### WHAT YOU NEED TO DO
Locate all lines with the word "dose" and copy them out.

• • • • •

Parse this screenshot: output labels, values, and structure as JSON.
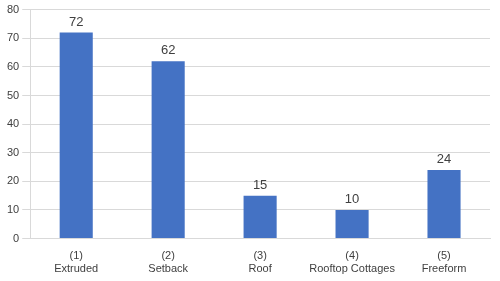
{
  "chart_data": {
    "type": "bar",
    "categories": [
      "(1) Extruded",
      "(2) Setback",
      "(3) Roof",
      "(4) Rooftop Cottages",
      "(5) Freeform"
    ],
    "values": [
      72,
      62,
      15,
      10,
      24
    ],
    "color": "#4472c4",
    "ylim": [
      0,
      80
    ],
    "yticks": [
      0,
      10,
      20,
      30,
      40,
      50,
      60,
      70,
      80
    ],
    "grid": true,
    "data_labels": true
  }
}
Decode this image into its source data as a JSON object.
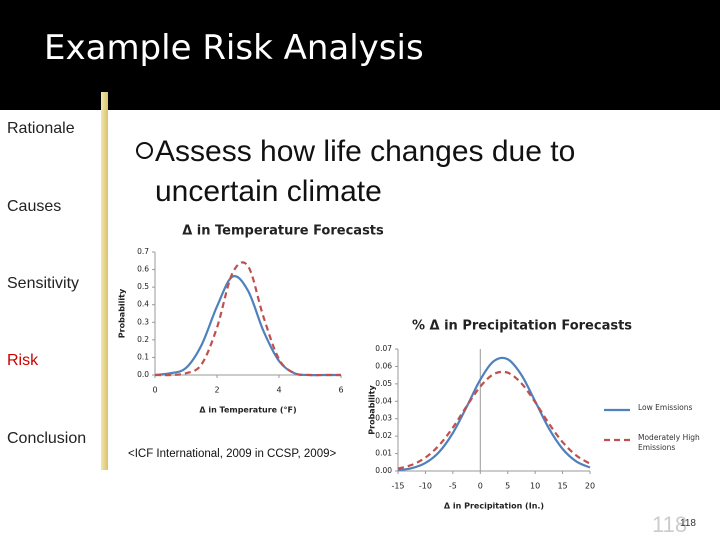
{
  "header": {
    "title": "Example Risk Analysis"
  },
  "nav": [
    {
      "label": "Rationale",
      "color": "#222222"
    },
    {
      "label": "Causes",
      "color": "#222222"
    },
    {
      "label": "Sensitivity",
      "color": "#222222"
    },
    {
      "label": "Risk",
      "color": "#cc0000"
    },
    {
      "label": "Conclusion",
      "color": "#222222"
    }
  ],
  "bullet": "Assess how life changes due to uncertain climate",
  "citation": "<ICF International, 2009 in CCSP, 2009>",
  "page_number": "118",
  "chart_data": [
    {
      "type": "line",
      "title": "Δ in Temperature Forecasts",
      "x_label": "Δ in Temperature (°F)",
      "y_label": "Probability",
      "x": [
        0,
        0.5,
        1,
        1.5,
        2,
        2.5,
        3,
        3.5,
        4,
        4.5,
        5,
        5.5,
        6
      ],
      "series": [
        {
          "color": "#4f81bd",
          "dashed": false,
          "values": [
            0,
            0.01,
            0.04,
            0.17,
            0.39,
            0.56,
            0.48,
            0.25,
            0.08,
            0.01,
            0,
            0,
            0
          ]
        },
        {
          "color": "#c0504d",
          "dashed": true,
          "values": [
            0,
            0,
            0.01,
            0.06,
            0.27,
            0.58,
            0.62,
            0.33,
            0.09,
            0.01,
            0,
            0,
            0
          ]
        }
      ],
      "xlim": [
        0,
        6
      ],
      "xticks": [
        0,
        2,
        4,
        6
      ],
      "ylim": [
        0,
        0.7
      ],
      "yticks": [
        {
          "value": 0,
          "label": "0.0"
        },
        0.1,
        0.2,
        0.3,
        0.4,
        0.5,
        0.6,
        0.7
      ],
      "zero_line": false
    },
    {
      "type": "line",
      "title": "% Δ in Precipitation Forecasts",
      "x_label": "Δ in Precipitation (In.)",
      "y_label": "Probability",
      "x": [
        -15,
        -12.5,
        -10,
        -7.5,
        -5,
        -2.5,
        0,
        2.5,
        5,
        7.5,
        10,
        12.5,
        15,
        17.5,
        20
      ],
      "series": [
        {
          "name": "Low Emissions",
          "color": "#4f81bd",
          "dashed": false,
          "values": [
            0.0005,
            0.0016,
            0.0046,
            0.0109,
            0.0218,
            0.0367,
            0.0524,
            0.0631,
            0.0641,
            0.0551,
            0.04,
            0.0245,
            0.0127,
            0.0055,
            0.002
          ]
        },
        {
          "name": "Moderately High Emissions",
          "color": "#c0504d",
          "dashed": true,
          "values": [
            0.0014,
            0.0035,
            0.0077,
            0.0148,
            0.0249,
            0.0371,
            0.0484,
            0.0557,
            0.0564,
            0.0503,
            0.0395,
            0.0273,
            0.0166,
            0.0089,
            0.0042
          ]
        }
      ],
      "xlim": [
        -15,
        20
      ],
      "xticks": [
        -15,
        -10,
        -5,
        0,
        5,
        10,
        15,
        20
      ],
      "ylim": [
        0,
        0.07
      ],
      "yticks": [
        {
          "value": 0,
          "label": "0.00"
        },
        {
          "value": 0.01,
          "label": "0.01"
        },
        {
          "value": 0.02,
          "label": "0.02"
        },
        {
          "value": 0.03,
          "label": "0.03"
        },
        {
          "value": 0.04,
          "label": "0.04"
        },
        {
          "value": 0.05,
          "label": "0.05"
        },
        {
          "value": 0.06,
          "label": "0.06"
        },
        {
          "value": 0.07,
          "label": "0.07"
        }
      ],
      "zero_line": true,
      "legend": "right"
    }
  ]
}
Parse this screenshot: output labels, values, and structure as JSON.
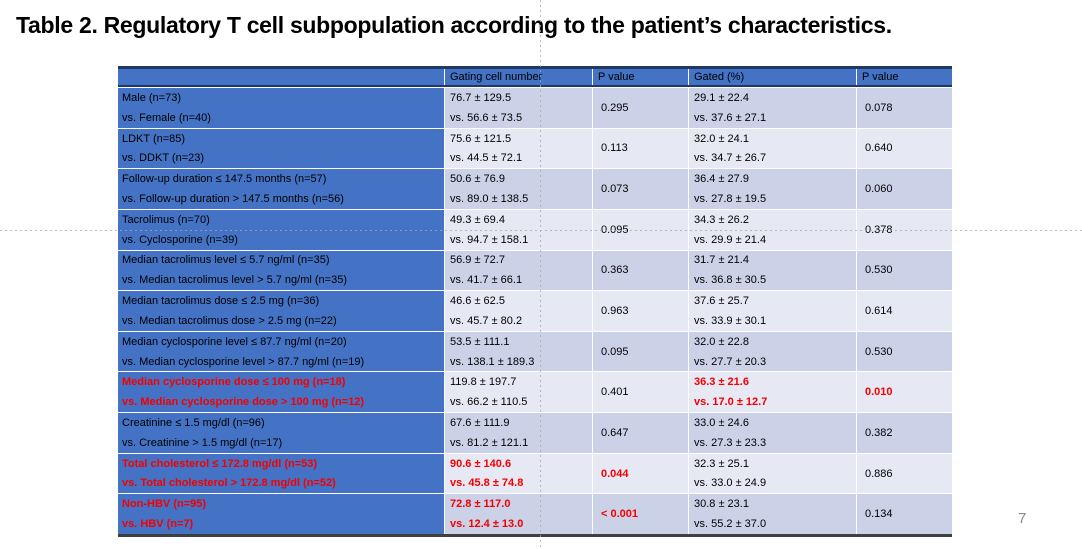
{
  "slide": {
    "title": "Table 2. Regulatory T cell subpopulation according to the patient’s characteristics.",
    "page_number": "7"
  },
  "colors": {
    "header_bg": "#4472C4",
    "label_bg": "#4472C4",
    "band_dark": "#CBD2E8",
    "band_light": "#E6E9F4",
    "highlight_red": "#F40000",
    "border_dark": "#1F3864",
    "border_bottom": "#404040",
    "guide_gray": "#A8A8A8",
    "page_number_gray": "#8A8A8A",
    "text": "#000000"
  },
  "table": {
    "columns": [
      "",
      "Gating cell number",
      "P value",
      "Gated (%)",
      "P value"
    ],
    "rows": [
      {
        "label1": "Male (n=73)",
        "label2": "vs. Female (n=40)",
        "gating1": "76.7 ± 129.5",
        "gating2": "vs. 56.6 ± 73.5",
        "p1": "0.295",
        "gated1": "29.1 ± 22.4",
        "gated2": "vs. 37.6 ± 27.1",
        "p2": "0.078",
        "red": {}
      },
      {
        "label1": "LDKT (n=85)",
        "label2": "vs. DDKT (n=23)",
        "gating1": "75.6 ± 121.5",
        "gating2": "vs. 44.5 ± 72.1",
        "p1": "0.113",
        "gated1": "32.0 ± 24.1",
        "gated2": "vs. 34.7 ± 26.7",
        "p2": "0.640",
        "red": {}
      },
      {
        "label1": "Follow-up duration ≤ 147.5 months (n=57)",
        "label2": "vs. Follow-up duration > 147.5 months (n=56)",
        "gating1": "50.6 ± 76.9",
        "gating2": "vs. 89.0 ± 138.5",
        "p1": "0.073",
        "gated1": "36.4 ± 27.9",
        "gated2": "vs. 27.8 ± 19.5",
        "p2": "0.060",
        "red": {}
      },
      {
        "label1": "Tacrolimus (n=70)",
        "label2": "vs. Cyclosporine (n=39)",
        "gating1": "49.3 ± 69.4",
        "gating2": "vs. 94.7 ± 158.1",
        "p1": "0.095",
        "gated1": "34.3 ± 26.2",
        "gated2": "vs. 29.9 ± 21.4",
        "p2": "0.378",
        "red": {}
      },
      {
        "label1": "Median tacrolimus level ≤ 5.7 ng/ml (n=35)",
        "label2": "vs. Median tacrolimus level > 5.7 ng/ml (n=35)",
        "gating1": "56.9 ± 72.7",
        "gating2": "vs. 41.7 ± 66.1",
        "p1": "0.363",
        "gated1": "31.7 ± 21.4",
        "gated2": "vs. 36.8 ± 30.5",
        "p2": "0.530",
        "red": {}
      },
      {
        "label1": "Median tacrolimus dose ≤ 2.5 mg (n=36)",
        "label2": "vs. Median tacrolimus dose > 2.5 mg (n=22)",
        "gating1": "46.6 ± 62.5",
        "gating2": "vs. 45.7 ± 80.2",
        "p1": "0.963",
        "gated1": "37.6 ± 25.7",
        "gated2": "vs. 33.9 ± 30.1",
        "p2": "0.614",
        "red": {}
      },
      {
        "label1": "Median cyclosporine level ≤ 87.7 ng/ml (n=20)",
        "label2": "vs. Median cyclosporine level > 87.7 ng/ml (n=19)",
        "gating1": "53.5 ± 111.1",
        "gating2": "vs. 138.1 ± 189.3",
        "p1": "0.095",
        "gated1": "32.0 ± 22.8",
        "gated2": "vs. 27.7 ± 20.3",
        "p2": "0.530",
        "red": {}
      },
      {
        "label1": "Median cyclosporine dose ≤ 100 mg (n=18)",
        "label2": "vs. Median cyclosporine dose > 100 mg (n=12)",
        "gating1": "119.8 ± 197.7",
        "gating2": "vs. 66.2 ± 110.5",
        "p1": "0.401",
        "gated1": "36.3 ± 21.6",
        "gated2": "vs. 17.0 ± 12.7",
        "p2": "0.010",
        "red": {
          "label": true,
          "gated": true,
          "p2": true
        }
      },
      {
        "label1": "Creatinine ≤ 1.5 mg/dl (n=96)",
        "label2": "vs. Creatinine > 1.5 mg/dl (n=17)",
        "gating1": "67.6 ± 111.9",
        "gating2": "vs. 81.2 ± 121.1",
        "p1": "0.647",
        "gated1": "33.0 ± 24.6",
        "gated2": "vs. 27.3 ± 23.3",
        "p2": "0.382",
        "red": {}
      },
      {
        "label1": "Total cholesterol ≤ 172.8 mg/dl (n=53)",
        "label2": "vs. Total cholesterol > 172.8 mg/dl (n=52)",
        "gating1": "90.6 ± 140.6",
        "gating2": "vs. 45.8 ± 74.8",
        "p1": "0.044",
        "gated1": "32.3 ± 25.1",
        "gated2": "vs. 33.0 ± 24.9",
        "p2": "0.886",
        "red": {
          "label": true,
          "gating": true,
          "p1": true
        }
      },
      {
        "label1": "Non-HBV (n=95)",
        "label2": "vs. HBV (n=7)",
        "gating1": "72.8 ± 117.0",
        "gating2": "vs. 12.4 ± 13.0",
        "p1": "< 0.001",
        "gated1": "30.8 ± 23.1",
        "gated2": "vs. 55.2 ± 37.0",
        "p2": "0.134",
        "red": {
          "label": true,
          "gating": true,
          "p1": true
        }
      }
    ]
  }
}
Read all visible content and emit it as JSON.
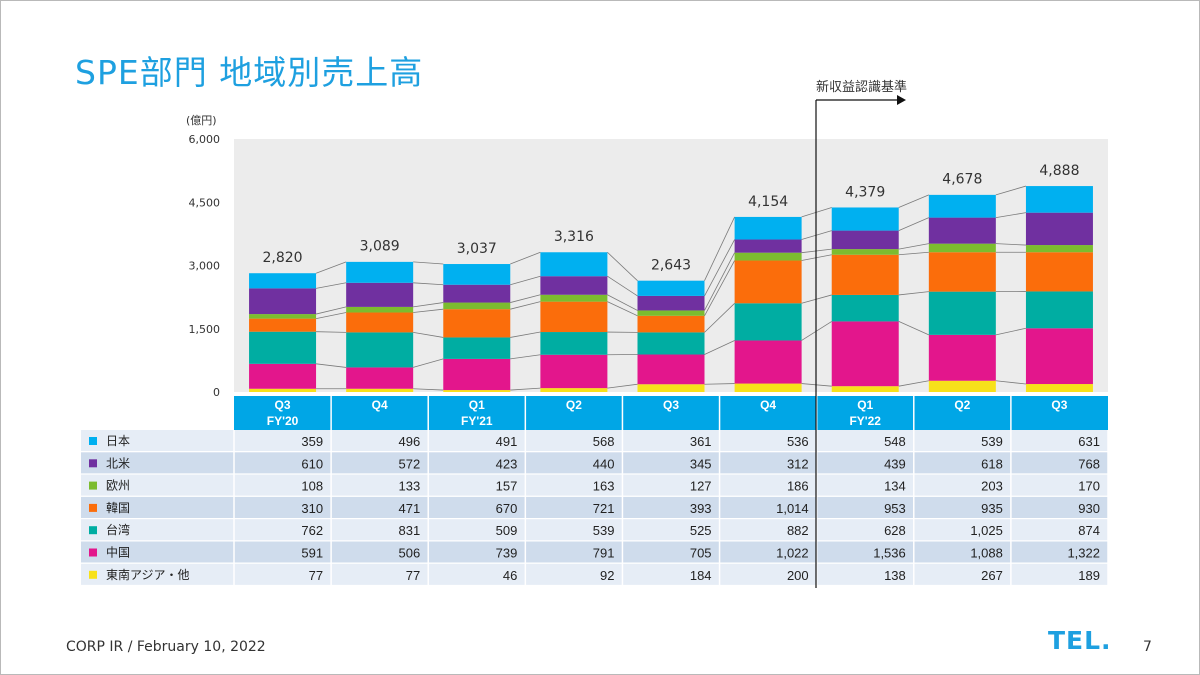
{
  "title": "SPE部門 地域別売上高",
  "unit_label": "(億円)",
  "standard_label": "新収益認識基準",
  "footer": "CORP IR / February 10, 2022",
  "logo": "TEL.",
  "page_number": "7",
  "colors": {
    "header_blue": "#00a6e6",
    "row_odd": "#e6edf6",
    "row_even": "#cfdcec",
    "plot_bg": "#ececec"
  },
  "chart_data": {
    "type": "bar",
    "stacked": true,
    "ylim": [
      0,
      6000
    ],
    "yticks": [
      "0",
      "1,500",
      "3,000",
      "4,500",
      "6,000"
    ],
    "ytick_values": [
      0,
      1500,
      3000,
      4500,
      6000
    ],
    "categories": [
      {
        "q": "Q3",
        "fy": "FY'20"
      },
      {
        "q": "Q4",
        "fy": ""
      },
      {
        "q": "Q1",
        "fy": "FY'21"
      },
      {
        "q": "Q2",
        "fy": ""
      },
      {
        "q": "Q3",
        "fy": ""
      },
      {
        "q": "Q4",
        "fy": ""
      },
      {
        "q": "Q1",
        "fy": "FY'22"
      },
      {
        "q": "Q2",
        "fy": ""
      },
      {
        "q": "Q3",
        "fy": ""
      }
    ],
    "totals": [
      2820,
      3089,
      3037,
      3316,
      2643,
      4154,
      4379,
      4678,
      4888
    ],
    "total_labels": [
      "2,820",
      "3,089",
      "3,037",
      "3,316",
      "2,643",
      "4,154",
      "4,379",
      "4,678",
      "4,888"
    ],
    "series": [
      {
        "name": "日本",
        "color": "#00b0f0",
        "values": [
          359,
          496,
          491,
          568,
          361,
          536,
          548,
          539,
          631
        ],
        "labels": [
          "359",
          "496",
          "491",
          "568",
          "361",
          "536",
          "548",
          "539",
          "631"
        ]
      },
      {
        "name": "北米",
        "color": "#7030a0",
        "values": [
          610,
          572,
          423,
          440,
          345,
          312,
          439,
          618,
          768
        ],
        "labels": [
          "610",
          "572",
          "423",
          "440",
          "345",
          "312",
          "439",
          "618",
          "768"
        ]
      },
      {
        "name": "欧州",
        "color": "#7cbc2f",
        "values": [
          108,
          133,
          157,
          163,
          127,
          186,
          134,
          203,
          170
        ],
        "labels": [
          "108",
          "133",
          "157",
          "163",
          "127",
          "186",
          "134",
          "203",
          "170"
        ]
      },
      {
        "name": "韓国",
        "color": "#fb6d0b",
        "values": [
          310,
          471,
          670,
          721,
          393,
          1014,
          953,
          935,
          930
        ],
        "labels": [
          "310",
          "471",
          "670",
          "721",
          "393",
          "1,014",
          "953",
          "935",
          "930"
        ]
      },
      {
        "name": "台湾",
        "color": "#00ada2",
        "values": [
          762,
          831,
          509,
          539,
          525,
          882,
          628,
          1025,
          874
        ],
        "labels": [
          "762",
          "831",
          "509",
          "539",
          "525",
          "882",
          "628",
          "1,025",
          "874"
        ]
      },
      {
        "name": "中国",
        "color": "#e3168c",
        "values": [
          591,
          506,
          739,
          791,
          705,
          1022,
          1536,
          1088,
          1322
        ],
        "labels": [
          "591",
          "506",
          "739",
          "791",
          "705",
          "1,022",
          "1,536",
          "1,088",
          "1,322"
        ]
      },
      {
        "name": "東南アジア・他",
        "color": "#f7e11a",
        "values": [
          77,
          77,
          46,
          92,
          184,
          200,
          138,
          267,
          189
        ],
        "labels": [
          "77",
          "77",
          "46",
          "92",
          "184",
          "200",
          "138",
          "267",
          "189"
        ]
      }
    ]
  }
}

• • • • •

### TASK OUTPUT
        "label1": "Median tacrolimus dose ≤ 2.5 mg (n=36)",
        "label2": "vs. Median tacrolimus dose > 2.5 mg (n=22)",
        "label1": "Median cyclosporine dose ≤ 100 mg (n=18)",
        "label2": "vs. Median cyclosporine dose > 100 mg (n=12)",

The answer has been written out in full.